> Instructions to follow
Write the records out again exactly, leaving no images in.
** START Information shown **
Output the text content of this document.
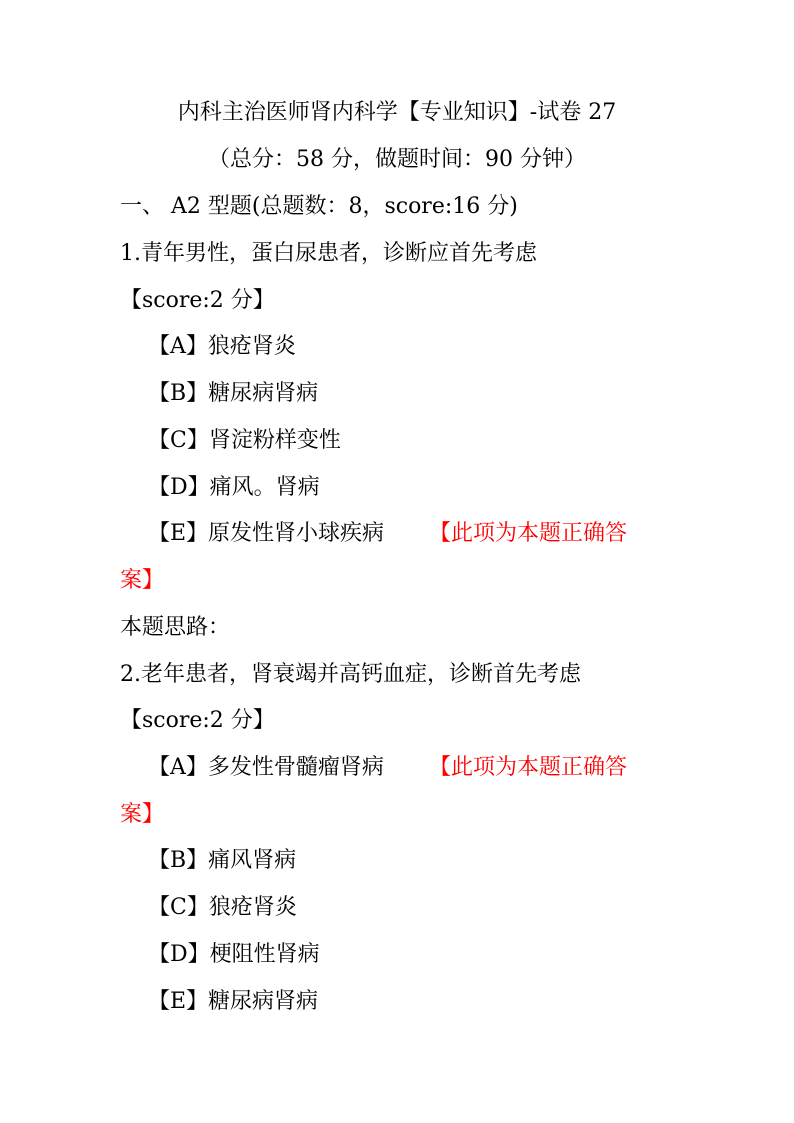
内科主治医师肾内科学【专业知识】-试卷 27
（总分：58 分，做题时间：90 分钟）
一、 A2 型题(总题数：8，score:16 分)
1.青年男性，蛋白尿患者，诊断应首先考虑
【score:2 分】
【A】狼疮肾炎
【B】糖尿病肾病
【C】肾淀粉样变性
【D】痛风。肾病
【E】原发性肾小球疾病 【此项为本题正确答
案】
本题思路：
2.老年患者，肾衰竭并高钙血症，诊断首先考虑
【score:2 分】
【A】多发性骨髓瘤肾病 【此项为本题正确答
案】
【B】痛风肾病
【C】狼疮肾炎
【D】梗阻性肾病
【E】糖尿病肾病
** END Information shown **
> Exercise solution
Output the text content of this document.
内科主治医师肾内科学【专业知识】-试卷 27
（总分：58 分，做题时间：90 分钟）
一、 A2 型题(总题数：8，score:16 分)
1.青年男性，蛋白尿患者，诊断应首先考虑
【score:2 分】
【A】狼疮肾炎
【B】糖尿病肾病
【C】肾淀粉样变性
【D】痛风。肾病
【E】原发性肾小球疾病 【此项为本题正确答
案】
本题思路：
2.老年患者，肾衰竭并高钙血症，诊断首先考虑
【score:2 分】
【A】多发性骨髓瘤肾病 【此项为本题正确答
案】
【B】痛风肾病
【C】狼疮肾炎
【D】梗阻性肾病
【E】糖尿病肾病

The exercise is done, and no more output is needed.